* Start Input rows *

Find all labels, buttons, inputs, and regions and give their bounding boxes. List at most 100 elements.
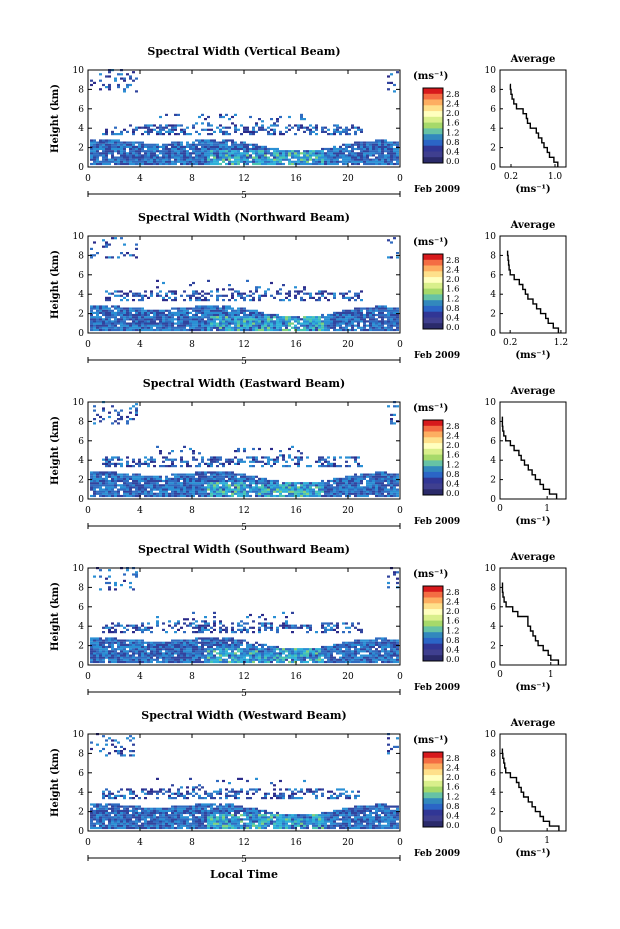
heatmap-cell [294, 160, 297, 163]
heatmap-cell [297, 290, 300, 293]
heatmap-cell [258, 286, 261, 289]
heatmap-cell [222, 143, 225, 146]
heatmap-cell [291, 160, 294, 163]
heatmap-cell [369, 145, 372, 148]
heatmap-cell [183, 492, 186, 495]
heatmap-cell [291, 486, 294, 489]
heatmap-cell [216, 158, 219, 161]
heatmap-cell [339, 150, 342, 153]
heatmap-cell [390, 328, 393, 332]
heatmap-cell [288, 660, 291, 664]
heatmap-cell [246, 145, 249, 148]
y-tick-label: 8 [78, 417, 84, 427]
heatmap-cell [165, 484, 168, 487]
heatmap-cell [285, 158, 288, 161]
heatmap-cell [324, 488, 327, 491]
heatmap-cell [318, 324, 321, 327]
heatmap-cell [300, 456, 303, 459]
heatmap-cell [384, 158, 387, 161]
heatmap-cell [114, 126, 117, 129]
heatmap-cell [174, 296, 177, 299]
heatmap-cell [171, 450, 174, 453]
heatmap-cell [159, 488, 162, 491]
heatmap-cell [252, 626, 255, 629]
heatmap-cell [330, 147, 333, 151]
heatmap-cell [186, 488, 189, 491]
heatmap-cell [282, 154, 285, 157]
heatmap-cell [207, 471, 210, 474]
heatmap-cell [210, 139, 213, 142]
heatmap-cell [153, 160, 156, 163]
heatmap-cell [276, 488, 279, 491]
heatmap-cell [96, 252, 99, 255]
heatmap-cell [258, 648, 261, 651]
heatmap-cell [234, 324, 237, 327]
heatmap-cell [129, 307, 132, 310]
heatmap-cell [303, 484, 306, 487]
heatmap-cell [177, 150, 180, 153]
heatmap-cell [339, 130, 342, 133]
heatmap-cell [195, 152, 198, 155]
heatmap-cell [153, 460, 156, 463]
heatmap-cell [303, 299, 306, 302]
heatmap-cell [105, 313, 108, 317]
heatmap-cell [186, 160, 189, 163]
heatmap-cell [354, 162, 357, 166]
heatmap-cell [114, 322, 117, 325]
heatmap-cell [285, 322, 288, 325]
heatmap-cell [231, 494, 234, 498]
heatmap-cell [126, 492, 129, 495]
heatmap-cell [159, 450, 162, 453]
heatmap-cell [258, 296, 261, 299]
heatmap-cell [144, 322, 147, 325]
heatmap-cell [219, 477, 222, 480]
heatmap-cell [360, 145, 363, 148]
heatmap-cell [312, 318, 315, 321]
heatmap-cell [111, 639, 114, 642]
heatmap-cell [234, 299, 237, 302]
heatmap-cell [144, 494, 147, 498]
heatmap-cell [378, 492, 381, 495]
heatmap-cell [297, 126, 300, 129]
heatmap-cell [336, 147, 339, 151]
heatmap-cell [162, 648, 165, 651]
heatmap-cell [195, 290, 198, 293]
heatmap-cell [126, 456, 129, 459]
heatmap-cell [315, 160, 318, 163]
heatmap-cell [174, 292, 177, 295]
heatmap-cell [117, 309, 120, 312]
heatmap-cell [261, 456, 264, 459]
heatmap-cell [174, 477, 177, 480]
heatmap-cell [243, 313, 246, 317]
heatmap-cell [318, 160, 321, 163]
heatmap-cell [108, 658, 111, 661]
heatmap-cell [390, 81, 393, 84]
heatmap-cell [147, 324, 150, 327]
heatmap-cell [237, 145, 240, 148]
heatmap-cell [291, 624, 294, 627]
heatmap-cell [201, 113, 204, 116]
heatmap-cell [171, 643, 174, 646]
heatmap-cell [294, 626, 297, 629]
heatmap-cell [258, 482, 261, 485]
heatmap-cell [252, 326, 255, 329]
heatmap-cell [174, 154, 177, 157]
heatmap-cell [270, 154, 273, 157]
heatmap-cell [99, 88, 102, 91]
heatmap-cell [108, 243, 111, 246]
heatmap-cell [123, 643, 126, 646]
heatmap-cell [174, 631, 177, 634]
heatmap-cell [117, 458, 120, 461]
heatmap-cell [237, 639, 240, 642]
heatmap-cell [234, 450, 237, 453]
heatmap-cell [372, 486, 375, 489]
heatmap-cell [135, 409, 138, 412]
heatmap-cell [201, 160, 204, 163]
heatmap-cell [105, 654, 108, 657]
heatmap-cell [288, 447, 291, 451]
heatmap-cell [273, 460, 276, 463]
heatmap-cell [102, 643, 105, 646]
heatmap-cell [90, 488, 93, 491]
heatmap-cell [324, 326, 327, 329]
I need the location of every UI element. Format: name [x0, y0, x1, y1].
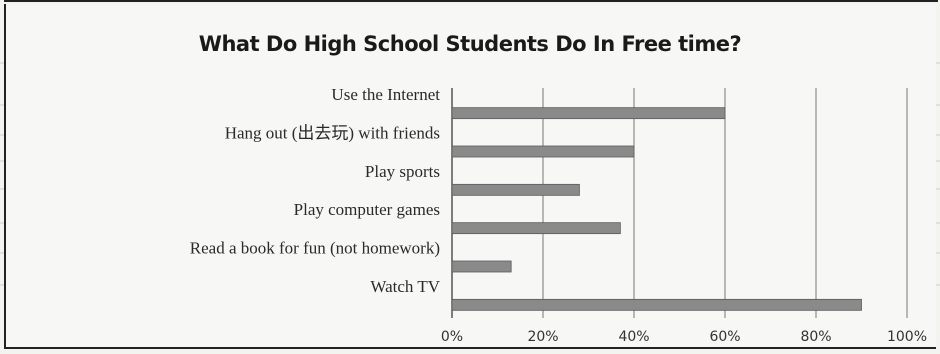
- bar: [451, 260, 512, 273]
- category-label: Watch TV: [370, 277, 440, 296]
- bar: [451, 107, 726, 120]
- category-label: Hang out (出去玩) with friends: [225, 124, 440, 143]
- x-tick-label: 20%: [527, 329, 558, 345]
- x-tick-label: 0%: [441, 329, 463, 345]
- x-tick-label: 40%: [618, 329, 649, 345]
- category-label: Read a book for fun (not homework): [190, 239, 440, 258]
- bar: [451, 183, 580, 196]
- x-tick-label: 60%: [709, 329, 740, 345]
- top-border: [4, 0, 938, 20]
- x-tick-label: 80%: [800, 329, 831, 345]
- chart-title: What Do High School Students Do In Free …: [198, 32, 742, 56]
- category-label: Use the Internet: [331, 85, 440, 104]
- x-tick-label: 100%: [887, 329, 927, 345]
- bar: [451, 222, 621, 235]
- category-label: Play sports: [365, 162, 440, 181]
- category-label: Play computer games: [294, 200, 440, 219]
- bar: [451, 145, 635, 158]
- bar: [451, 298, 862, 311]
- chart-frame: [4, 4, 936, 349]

* End Input rows *
* Start Input rows *

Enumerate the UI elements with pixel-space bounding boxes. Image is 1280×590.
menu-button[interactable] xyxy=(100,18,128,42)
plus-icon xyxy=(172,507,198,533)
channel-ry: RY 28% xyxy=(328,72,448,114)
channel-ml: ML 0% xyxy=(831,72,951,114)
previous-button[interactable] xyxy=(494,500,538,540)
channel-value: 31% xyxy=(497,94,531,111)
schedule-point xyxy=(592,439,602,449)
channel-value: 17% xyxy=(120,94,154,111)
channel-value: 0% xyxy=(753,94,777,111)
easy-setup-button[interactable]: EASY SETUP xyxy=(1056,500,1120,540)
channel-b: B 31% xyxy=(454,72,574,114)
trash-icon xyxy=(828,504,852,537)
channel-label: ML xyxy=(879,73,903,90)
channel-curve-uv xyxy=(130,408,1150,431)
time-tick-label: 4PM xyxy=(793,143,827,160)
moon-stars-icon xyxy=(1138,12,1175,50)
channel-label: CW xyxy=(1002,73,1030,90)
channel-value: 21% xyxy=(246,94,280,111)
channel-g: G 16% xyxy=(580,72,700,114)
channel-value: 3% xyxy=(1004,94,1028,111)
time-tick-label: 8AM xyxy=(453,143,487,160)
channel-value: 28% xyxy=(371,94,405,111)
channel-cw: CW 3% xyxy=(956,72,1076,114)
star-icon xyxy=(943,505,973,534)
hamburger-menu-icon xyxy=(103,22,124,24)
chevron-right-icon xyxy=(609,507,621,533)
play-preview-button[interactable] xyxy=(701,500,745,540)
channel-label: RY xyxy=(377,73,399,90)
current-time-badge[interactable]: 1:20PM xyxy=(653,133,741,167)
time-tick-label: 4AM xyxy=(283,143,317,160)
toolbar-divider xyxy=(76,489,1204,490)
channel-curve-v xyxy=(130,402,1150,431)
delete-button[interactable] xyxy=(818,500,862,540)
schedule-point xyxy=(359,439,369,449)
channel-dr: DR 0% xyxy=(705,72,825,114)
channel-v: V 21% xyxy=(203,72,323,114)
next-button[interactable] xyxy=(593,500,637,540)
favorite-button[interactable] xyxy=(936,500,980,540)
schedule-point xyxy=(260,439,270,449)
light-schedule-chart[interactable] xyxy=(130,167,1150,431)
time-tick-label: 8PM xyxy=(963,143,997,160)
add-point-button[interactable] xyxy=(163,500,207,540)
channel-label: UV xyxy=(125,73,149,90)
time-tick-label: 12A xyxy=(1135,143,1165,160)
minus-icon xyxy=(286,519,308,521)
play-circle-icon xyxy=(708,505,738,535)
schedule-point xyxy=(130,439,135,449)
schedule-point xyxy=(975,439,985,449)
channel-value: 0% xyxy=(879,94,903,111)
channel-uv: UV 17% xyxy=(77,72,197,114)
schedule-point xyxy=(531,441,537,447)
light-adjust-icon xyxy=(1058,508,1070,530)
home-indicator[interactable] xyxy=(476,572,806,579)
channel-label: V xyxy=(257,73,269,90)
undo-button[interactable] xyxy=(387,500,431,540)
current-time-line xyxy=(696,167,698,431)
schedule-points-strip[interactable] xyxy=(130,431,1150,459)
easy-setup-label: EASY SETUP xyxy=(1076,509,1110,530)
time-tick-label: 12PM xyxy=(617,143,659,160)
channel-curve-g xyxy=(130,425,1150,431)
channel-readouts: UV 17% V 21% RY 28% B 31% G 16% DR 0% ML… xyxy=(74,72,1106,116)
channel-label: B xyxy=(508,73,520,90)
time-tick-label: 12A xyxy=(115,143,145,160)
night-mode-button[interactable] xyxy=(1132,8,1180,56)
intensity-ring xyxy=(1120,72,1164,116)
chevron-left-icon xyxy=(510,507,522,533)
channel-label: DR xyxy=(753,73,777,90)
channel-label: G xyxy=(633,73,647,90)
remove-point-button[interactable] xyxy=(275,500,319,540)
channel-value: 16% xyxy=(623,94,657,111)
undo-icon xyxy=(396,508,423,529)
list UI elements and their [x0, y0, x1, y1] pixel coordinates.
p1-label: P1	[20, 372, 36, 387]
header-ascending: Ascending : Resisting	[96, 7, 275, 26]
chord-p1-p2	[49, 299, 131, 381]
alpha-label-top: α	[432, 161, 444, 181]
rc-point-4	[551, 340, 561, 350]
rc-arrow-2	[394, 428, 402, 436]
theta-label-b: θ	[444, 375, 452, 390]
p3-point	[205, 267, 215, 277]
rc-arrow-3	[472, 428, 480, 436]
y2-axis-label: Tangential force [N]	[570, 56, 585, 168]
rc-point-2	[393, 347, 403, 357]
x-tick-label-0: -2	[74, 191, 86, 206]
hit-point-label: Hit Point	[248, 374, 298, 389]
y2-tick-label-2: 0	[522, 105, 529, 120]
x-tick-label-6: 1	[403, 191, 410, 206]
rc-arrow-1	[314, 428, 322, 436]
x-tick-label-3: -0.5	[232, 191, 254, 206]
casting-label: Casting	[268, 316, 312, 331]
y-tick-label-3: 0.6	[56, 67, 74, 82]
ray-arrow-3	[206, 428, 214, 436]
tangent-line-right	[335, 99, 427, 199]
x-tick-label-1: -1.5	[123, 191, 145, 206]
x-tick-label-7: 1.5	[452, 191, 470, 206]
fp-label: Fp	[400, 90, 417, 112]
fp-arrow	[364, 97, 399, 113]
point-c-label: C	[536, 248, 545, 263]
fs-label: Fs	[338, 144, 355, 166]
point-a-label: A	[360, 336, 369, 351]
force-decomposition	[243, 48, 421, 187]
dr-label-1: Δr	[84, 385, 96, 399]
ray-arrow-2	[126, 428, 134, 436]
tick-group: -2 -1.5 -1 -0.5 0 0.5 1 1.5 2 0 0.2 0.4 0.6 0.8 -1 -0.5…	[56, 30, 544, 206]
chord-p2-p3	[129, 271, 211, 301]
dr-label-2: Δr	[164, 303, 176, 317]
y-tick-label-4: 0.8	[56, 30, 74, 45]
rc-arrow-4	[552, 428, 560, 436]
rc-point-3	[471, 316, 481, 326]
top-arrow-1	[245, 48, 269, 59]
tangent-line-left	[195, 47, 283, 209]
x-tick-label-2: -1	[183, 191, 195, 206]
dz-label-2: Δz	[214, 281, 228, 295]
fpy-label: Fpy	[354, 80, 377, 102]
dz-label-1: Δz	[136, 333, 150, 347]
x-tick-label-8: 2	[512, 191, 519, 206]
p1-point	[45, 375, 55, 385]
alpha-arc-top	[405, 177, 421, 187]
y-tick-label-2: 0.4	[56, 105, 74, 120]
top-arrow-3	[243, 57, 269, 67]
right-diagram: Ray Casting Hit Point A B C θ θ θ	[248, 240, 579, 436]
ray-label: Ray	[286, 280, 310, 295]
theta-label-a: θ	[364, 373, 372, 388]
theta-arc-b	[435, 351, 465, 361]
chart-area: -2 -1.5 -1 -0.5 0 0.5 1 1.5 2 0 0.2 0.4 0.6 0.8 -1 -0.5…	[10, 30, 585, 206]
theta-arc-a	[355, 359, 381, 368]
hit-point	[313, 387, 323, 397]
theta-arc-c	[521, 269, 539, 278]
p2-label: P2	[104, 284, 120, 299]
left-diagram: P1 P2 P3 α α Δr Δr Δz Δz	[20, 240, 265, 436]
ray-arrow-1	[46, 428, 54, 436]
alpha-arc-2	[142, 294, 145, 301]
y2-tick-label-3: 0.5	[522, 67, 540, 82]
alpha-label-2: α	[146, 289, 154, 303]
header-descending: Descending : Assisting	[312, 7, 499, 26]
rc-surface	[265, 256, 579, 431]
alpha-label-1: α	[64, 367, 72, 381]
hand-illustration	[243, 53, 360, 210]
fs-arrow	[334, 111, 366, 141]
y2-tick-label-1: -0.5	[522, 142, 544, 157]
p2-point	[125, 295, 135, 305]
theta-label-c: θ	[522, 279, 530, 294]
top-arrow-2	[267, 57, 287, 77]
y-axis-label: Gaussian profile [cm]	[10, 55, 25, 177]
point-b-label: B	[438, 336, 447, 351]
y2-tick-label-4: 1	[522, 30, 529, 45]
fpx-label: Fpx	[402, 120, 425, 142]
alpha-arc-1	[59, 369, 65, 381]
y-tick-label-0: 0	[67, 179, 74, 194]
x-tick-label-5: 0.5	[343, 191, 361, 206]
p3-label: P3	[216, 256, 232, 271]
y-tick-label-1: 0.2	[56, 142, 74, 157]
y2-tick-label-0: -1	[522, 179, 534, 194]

* End Input rows *

Task brief:
Retype the lines starting with the one that contains "Enumerate the UI" and continuing through the one that contains "schedule-point xyxy=(359,439,369,449)", both included, with no changes.

Expected answer:
Enumerate the UI elements with pixel-space bounding boxes. Image is 1280×590.
menu-button[interactable] xyxy=(100,18,128,42)
plus-icon xyxy=(172,507,198,533)
channel-ry: RY 28% xyxy=(328,72,448,114)
channel-ml: ML 0% xyxy=(831,72,951,114)
previous-button[interactable] xyxy=(494,500,538,540)
channel-value: 31% xyxy=(497,94,531,111)
schedule-point xyxy=(592,439,602,449)
channel-value: 17% xyxy=(120,94,154,111)
channel-value: 0% xyxy=(753,94,777,111)
easy-setup-button[interactable]: EASY SETUP xyxy=(1056,500,1120,540)
channel-b: B 31% xyxy=(454,72,574,114)
trash-icon xyxy=(828,504,852,537)
channel-label: ML xyxy=(879,73,903,90)
channel-curve-uv xyxy=(130,408,1150,431)
time-tick-label: 4PM xyxy=(793,143,827,160)
moon-stars-icon xyxy=(1138,12,1175,50)
channel-label: CW xyxy=(1002,73,1030,90)
channel-value: 21% xyxy=(246,94,280,111)
channel-g: G 16% xyxy=(580,72,700,114)
channel-value: 3% xyxy=(1004,94,1028,111)
time-tick-label: 8AM xyxy=(453,143,487,160)
channel-value: 28% xyxy=(371,94,405,111)
channel-cw: CW 3% xyxy=(956,72,1076,114)
star-icon xyxy=(943,505,973,534)
hamburger-menu-icon xyxy=(103,22,124,24)
chevron-right-icon xyxy=(609,507,621,533)
play-preview-button[interactable] xyxy=(701,500,745,540)
channel-label: RY xyxy=(377,73,399,90)
current-time-badge[interactable]: 1:20PM xyxy=(653,133,741,167)
time-tick-label: 4AM xyxy=(283,143,317,160)
toolbar-divider xyxy=(76,489,1204,490)
channel-curve-v xyxy=(130,402,1150,431)
delete-button[interactable] xyxy=(818,500,862,540)
schedule-point xyxy=(359,439,369,449)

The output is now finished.